▸ Recorded data:

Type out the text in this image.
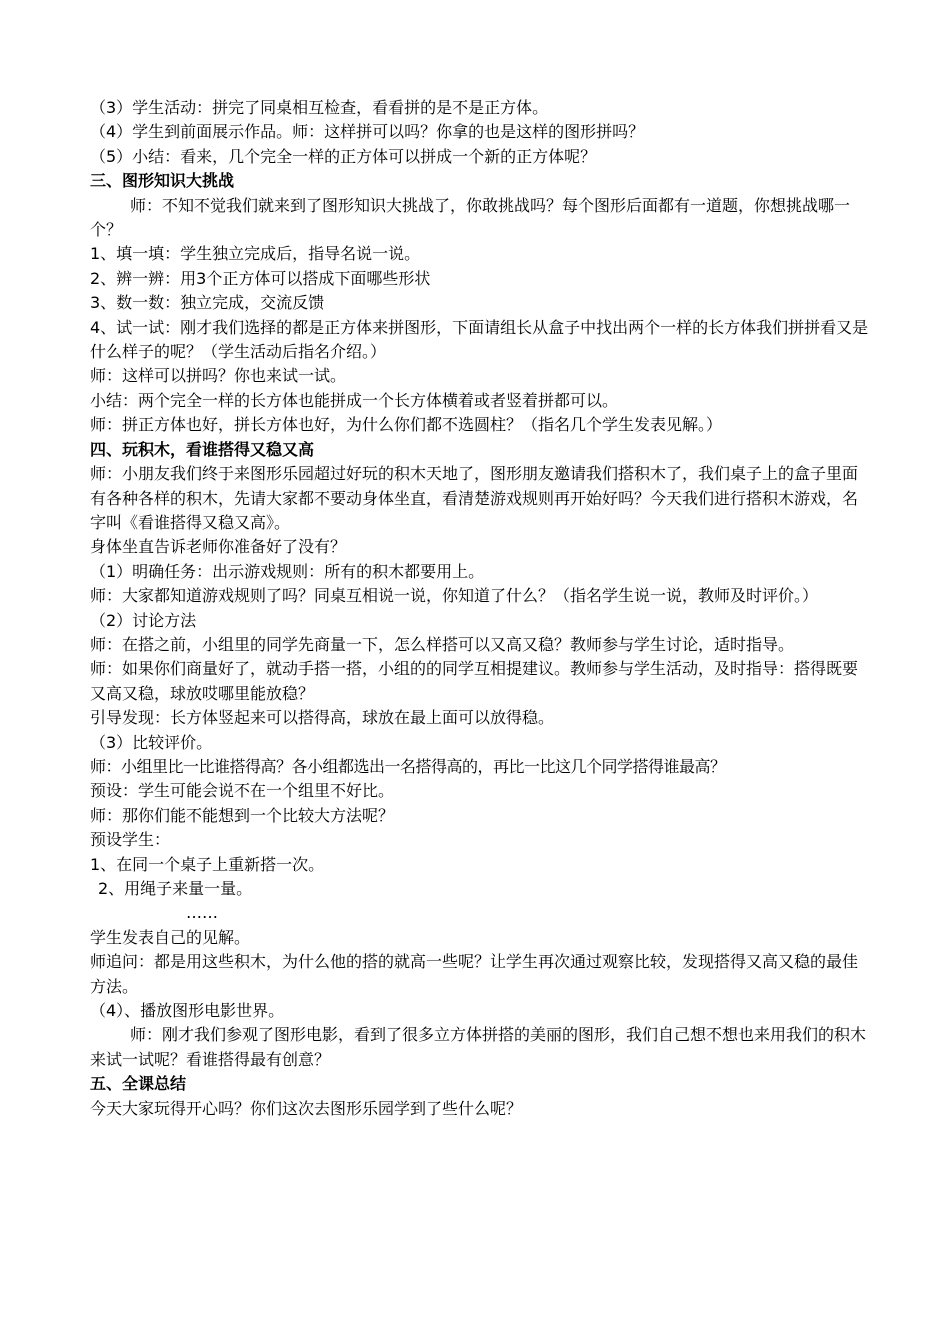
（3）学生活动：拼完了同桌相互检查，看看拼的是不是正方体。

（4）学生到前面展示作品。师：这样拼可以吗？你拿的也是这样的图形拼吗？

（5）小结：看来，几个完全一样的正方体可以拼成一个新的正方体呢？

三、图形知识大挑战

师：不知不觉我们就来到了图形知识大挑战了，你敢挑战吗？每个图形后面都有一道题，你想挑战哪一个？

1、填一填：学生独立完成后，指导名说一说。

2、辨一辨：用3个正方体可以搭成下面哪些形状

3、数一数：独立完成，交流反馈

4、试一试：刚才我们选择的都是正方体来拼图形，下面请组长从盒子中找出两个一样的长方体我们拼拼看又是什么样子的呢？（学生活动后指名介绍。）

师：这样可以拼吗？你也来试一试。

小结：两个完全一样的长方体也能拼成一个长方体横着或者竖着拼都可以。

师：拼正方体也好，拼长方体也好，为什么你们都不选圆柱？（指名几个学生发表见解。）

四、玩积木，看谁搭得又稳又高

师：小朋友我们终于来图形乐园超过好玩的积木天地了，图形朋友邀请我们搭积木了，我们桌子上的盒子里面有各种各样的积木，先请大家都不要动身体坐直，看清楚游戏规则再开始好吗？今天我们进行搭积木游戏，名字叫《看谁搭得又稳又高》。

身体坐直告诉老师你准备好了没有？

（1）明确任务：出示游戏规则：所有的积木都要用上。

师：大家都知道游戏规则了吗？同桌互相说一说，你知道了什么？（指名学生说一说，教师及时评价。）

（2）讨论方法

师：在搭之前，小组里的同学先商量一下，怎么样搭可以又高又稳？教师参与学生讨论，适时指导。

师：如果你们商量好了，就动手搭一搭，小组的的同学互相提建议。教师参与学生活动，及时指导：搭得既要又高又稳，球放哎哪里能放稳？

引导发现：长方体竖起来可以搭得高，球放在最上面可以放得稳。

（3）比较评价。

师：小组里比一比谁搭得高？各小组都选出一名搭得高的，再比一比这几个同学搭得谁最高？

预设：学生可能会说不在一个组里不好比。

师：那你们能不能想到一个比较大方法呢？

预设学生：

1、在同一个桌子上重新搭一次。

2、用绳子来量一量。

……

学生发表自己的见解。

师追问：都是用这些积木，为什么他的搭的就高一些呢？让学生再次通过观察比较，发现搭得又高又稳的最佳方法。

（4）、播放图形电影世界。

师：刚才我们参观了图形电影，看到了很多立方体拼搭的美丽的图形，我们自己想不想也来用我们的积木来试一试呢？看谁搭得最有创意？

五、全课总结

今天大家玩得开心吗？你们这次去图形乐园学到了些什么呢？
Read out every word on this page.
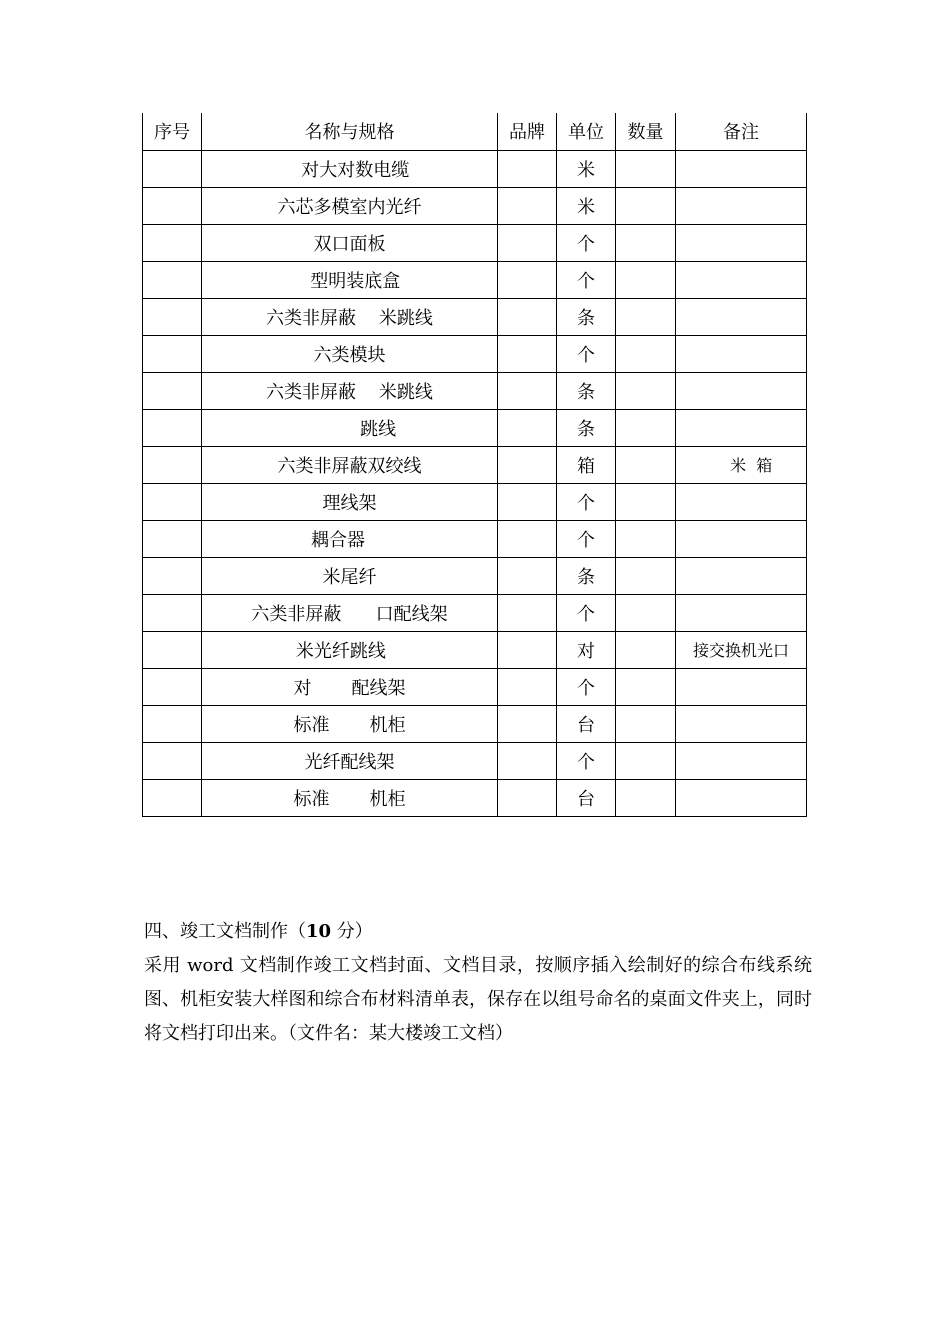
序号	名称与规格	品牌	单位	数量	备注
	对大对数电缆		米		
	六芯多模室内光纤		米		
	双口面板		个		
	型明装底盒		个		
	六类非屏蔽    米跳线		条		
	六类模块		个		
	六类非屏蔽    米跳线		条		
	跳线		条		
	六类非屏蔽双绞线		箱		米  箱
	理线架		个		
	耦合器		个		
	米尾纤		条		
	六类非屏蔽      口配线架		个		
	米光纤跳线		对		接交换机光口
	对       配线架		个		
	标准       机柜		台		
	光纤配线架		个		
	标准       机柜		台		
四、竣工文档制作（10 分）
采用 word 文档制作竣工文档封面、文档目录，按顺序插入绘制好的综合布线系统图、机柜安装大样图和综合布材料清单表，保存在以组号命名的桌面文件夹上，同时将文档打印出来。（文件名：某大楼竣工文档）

==

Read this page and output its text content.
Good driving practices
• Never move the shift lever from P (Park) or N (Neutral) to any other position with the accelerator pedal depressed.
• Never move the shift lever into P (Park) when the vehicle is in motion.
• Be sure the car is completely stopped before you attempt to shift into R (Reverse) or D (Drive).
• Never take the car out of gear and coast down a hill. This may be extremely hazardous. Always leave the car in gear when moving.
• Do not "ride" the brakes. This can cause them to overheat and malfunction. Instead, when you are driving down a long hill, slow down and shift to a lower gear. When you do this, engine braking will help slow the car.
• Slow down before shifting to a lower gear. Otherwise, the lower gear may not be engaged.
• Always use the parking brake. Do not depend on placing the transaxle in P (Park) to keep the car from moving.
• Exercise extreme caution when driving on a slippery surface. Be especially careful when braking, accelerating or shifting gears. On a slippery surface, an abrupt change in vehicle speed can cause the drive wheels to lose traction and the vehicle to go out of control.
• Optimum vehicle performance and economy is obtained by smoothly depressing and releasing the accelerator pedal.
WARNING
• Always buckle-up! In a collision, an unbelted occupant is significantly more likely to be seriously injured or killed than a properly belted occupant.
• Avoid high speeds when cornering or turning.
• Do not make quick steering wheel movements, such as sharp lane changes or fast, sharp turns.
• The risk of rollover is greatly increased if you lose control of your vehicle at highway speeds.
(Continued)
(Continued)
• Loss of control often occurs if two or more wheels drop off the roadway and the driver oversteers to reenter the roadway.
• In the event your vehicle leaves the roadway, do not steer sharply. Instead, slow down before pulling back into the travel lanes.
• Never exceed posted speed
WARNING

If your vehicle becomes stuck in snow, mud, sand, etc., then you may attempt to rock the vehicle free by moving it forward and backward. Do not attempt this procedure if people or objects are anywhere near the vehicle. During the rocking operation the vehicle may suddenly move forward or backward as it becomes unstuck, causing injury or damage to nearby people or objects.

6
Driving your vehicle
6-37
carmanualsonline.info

▸ Short task:
Pull out each line of the listing that holds the string "lower".

▸ Exercise result:
• Do not "ride" the brakes. This can cause them to overheat and malfunction. Instead, when you are driving down a long hill, slow down and shift to a lower gear. When you do this, engine braking will help slow the car.
• Slow down before shifting to a lower gear. Otherwise, the lower gear may not be engaged.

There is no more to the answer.